== THE TASK ==
Reproduce the listing below exactly, minus its pictures.

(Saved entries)

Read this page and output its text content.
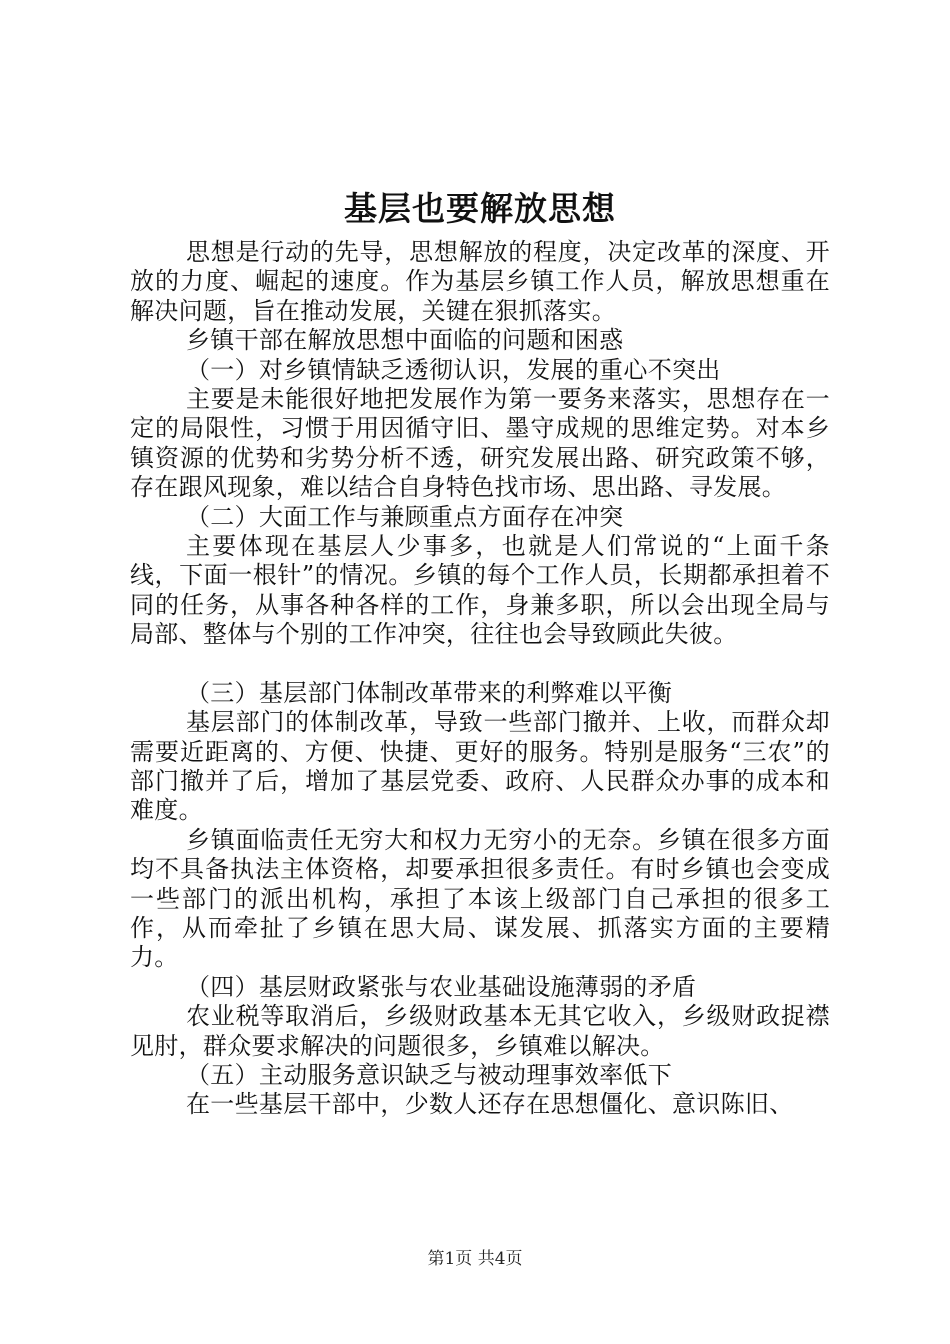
基层也要解放思想

思想是行动的先导，思想解放的程度，决定改革的深度、开放的力度、崛起的速度。作为基层乡镇工作人员，解放思想重在解决问题，旨在推动发展，关键在狠抓落实。

乡镇干部在解放思想中面临的问题和困惑

（一）对乡镇情缺乏透彻认识，发展的重心不突出

主要是未能很好地把发展作为第一要务来落实，思想存在一定的局限性，习惯于用因循守旧、墨守成规的思维定势。对本乡镇资源的优势和劣势分析不透，研究发展出路、研究政策不够，存在跟风现象，难以结合自身特色找市场、思出路、寻发展。

（二）大面工作与兼顾重点方面存在冲突

主要体现在基层人少事多，也就是人们常说的“上面千条线，下面一根针”的情况。乡镇的每个工作人员，长期都承担着不同的任务，从事各种各样的工作，身兼多职，所以会出现全局与局部、整体与个别的工作冲突，往往也会导致顾此失彼。

（三）基层部门体制改革带来的利弊难以平衡

基层部门的体制改革，导致一些部门撤并、上收，而群众却需要近距离的、方便、快捷、更好的服务。特别是服务“三农”的部门撤并了后，增加了基层党委、政府、人民群众办事的成本和难度。

乡镇面临责任无穷大和权力无穷小的无奈。乡镇在很多方面均不具备执法主体资格，却要承担很多责任。有时乡镇也会变成一些部门的派出机构，承担了本该上级部门自己承担的很多工作，从而牵扯了乡镇在思大局、谋发展、抓落实方面的主要精力。

（四）基层财政紧张与农业基础设施薄弱的矛盾

农业税等取消后，乡级财政基本无其它收入，乡级财政捉襟见肘，群众要求解决的问题很多，乡镇难以解决。

（五）主动服务意识缺乏与被动理事效率低下

在一些基层干部中，少数人还存在思想僵化、意识陈旧、

第1页 共4页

== SOLUTION TO THIS EXERCISE ==
Read this page and output its text content.
基层也要解放思想

思想是行动的先导，思想解放的程度，决定改革的深度、开放的力度、崛起的速度。作为基层乡镇工作人员，解放思想重在解决问题，旨在推动发展，关键在狠抓落实。

乡镇干部在解放思想中面临的问题和困惑

（一）对乡镇情缺乏透彻认识，发展的重心不突出

主要是未能很好地把发展作为第一要务来落实，思想存在一定的局限性，习惯于用因循守旧、墨守成规的思维定势。对本乡镇资源的优势和劣势分析不透，研究发展出路、研究政策不够，存在跟风现象，难以结合自身特色找市场、思出路、寻发展。

（二）大面工作与兼顾重点方面存在冲突

主要体现在基层人少事多，也就是人们常说的“上面千条线，下面一根针”的情况。乡镇的每个工作人员，长期都承担着不同的任务，从事各种各样的工作，身兼多职，所以会出现全局与局部、整体与个别的工作冲突，往往也会导致顾此失彼。

（三）基层部门体制改革带来的利弊难以平衡

基层部门的体制改革，导致一些部门撤并、上收，而群众却需要近距离的、方便、快捷、更好的服务。特别是服务“三农”的部门撤并了后，增加了基层党委、政府、人民群众办事的成本和难度。

乡镇面临责任无穷大和权力无穷小的无奈。乡镇在很多方面均不具备执法主体资格，却要承担很多责任。有时乡镇也会变成一些部门的派出机构，承担了本该上级部门自己承担的很多工作，从而牵扯了乡镇在思大局、谋发展、抓落实方面的主要精力。

（四）基层财政紧张与农业基础设施薄弱的矛盾

农业税等取消后，乡级财政基本无其它收入，乡级财政捉襟见肘，群众要求解决的问题很多，乡镇难以解决。

（五）主动服务意识缺乏与被动理事效率低下

在一些基层干部中，少数人还存在思想僵化、意识陈旧、

第1页 共4页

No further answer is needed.